Rows from a figure dataset:
* BEGIN *

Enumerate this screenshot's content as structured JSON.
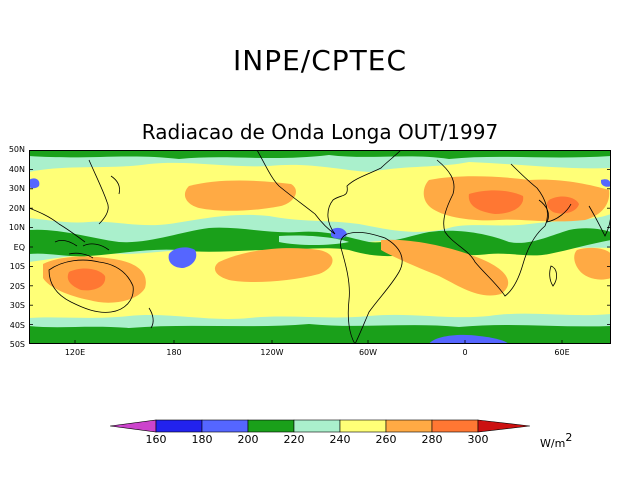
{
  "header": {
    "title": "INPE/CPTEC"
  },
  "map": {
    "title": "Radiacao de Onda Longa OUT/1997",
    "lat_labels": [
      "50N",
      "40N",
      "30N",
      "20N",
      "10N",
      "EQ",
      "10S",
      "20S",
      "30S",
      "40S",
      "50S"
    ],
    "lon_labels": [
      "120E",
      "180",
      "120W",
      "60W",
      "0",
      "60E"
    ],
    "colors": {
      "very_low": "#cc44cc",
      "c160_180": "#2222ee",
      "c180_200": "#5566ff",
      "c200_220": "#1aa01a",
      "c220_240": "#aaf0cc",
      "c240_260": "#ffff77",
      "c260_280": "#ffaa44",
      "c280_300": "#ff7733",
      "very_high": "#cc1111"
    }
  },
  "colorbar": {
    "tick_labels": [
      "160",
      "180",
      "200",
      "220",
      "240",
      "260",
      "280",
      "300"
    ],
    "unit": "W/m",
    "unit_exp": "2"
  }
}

* END *
* BEGIN *

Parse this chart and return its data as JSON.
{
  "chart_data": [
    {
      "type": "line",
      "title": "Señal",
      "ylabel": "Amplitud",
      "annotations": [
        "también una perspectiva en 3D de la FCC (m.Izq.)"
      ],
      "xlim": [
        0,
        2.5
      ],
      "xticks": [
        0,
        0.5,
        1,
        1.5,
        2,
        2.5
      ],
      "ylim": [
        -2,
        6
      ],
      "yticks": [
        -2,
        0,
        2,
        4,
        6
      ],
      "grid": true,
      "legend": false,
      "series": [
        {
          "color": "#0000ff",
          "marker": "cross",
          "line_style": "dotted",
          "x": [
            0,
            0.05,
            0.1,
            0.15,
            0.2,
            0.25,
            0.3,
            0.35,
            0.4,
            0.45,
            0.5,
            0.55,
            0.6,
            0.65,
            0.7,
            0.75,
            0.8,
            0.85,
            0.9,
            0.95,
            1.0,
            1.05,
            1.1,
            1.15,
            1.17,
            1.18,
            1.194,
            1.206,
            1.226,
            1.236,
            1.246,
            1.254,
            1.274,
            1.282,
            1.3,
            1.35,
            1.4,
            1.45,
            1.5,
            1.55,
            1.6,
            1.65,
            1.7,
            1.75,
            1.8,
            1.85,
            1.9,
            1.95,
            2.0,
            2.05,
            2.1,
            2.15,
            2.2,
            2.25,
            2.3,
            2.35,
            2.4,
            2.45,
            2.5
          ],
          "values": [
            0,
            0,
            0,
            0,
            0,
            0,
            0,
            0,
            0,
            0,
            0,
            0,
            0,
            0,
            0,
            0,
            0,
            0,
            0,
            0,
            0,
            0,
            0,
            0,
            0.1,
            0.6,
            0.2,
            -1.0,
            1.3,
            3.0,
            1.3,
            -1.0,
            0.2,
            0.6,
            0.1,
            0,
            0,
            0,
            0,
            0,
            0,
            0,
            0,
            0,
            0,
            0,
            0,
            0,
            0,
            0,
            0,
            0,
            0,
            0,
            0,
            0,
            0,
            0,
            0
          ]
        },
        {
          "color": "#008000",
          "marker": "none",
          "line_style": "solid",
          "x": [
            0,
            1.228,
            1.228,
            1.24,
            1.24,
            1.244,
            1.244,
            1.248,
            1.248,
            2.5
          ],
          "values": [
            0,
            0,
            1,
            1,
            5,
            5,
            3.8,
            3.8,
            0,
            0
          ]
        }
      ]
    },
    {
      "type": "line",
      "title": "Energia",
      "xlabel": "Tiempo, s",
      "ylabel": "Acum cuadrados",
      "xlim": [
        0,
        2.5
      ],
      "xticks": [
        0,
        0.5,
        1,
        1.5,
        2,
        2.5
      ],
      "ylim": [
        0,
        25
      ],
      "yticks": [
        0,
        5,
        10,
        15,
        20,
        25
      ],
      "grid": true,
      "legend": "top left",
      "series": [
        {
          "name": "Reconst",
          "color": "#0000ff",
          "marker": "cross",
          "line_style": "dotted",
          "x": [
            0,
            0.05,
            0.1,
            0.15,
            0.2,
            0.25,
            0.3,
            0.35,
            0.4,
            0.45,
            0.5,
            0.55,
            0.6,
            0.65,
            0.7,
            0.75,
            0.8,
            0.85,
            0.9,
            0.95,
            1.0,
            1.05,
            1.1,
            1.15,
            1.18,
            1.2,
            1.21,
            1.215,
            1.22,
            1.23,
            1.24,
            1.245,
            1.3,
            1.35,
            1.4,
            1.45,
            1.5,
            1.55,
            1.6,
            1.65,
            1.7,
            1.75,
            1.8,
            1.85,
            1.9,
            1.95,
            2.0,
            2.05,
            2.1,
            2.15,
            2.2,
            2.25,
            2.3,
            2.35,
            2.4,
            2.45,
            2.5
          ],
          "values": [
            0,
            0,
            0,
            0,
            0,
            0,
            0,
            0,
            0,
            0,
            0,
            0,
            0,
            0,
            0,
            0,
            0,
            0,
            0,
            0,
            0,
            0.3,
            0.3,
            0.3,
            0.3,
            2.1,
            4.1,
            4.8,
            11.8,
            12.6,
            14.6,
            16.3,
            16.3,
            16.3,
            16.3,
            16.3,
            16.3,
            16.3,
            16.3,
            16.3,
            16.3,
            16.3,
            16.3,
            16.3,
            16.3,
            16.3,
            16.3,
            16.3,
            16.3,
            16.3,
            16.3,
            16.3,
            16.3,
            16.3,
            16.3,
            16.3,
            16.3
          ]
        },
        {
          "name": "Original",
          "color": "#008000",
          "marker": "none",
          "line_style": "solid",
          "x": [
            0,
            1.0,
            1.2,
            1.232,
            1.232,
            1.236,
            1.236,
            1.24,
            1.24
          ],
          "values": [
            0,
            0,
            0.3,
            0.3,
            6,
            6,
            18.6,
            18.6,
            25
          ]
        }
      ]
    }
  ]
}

* END *

Set exercise: Report how many lines in this data include the string "JSON", and nothing else.

Exercise response: 2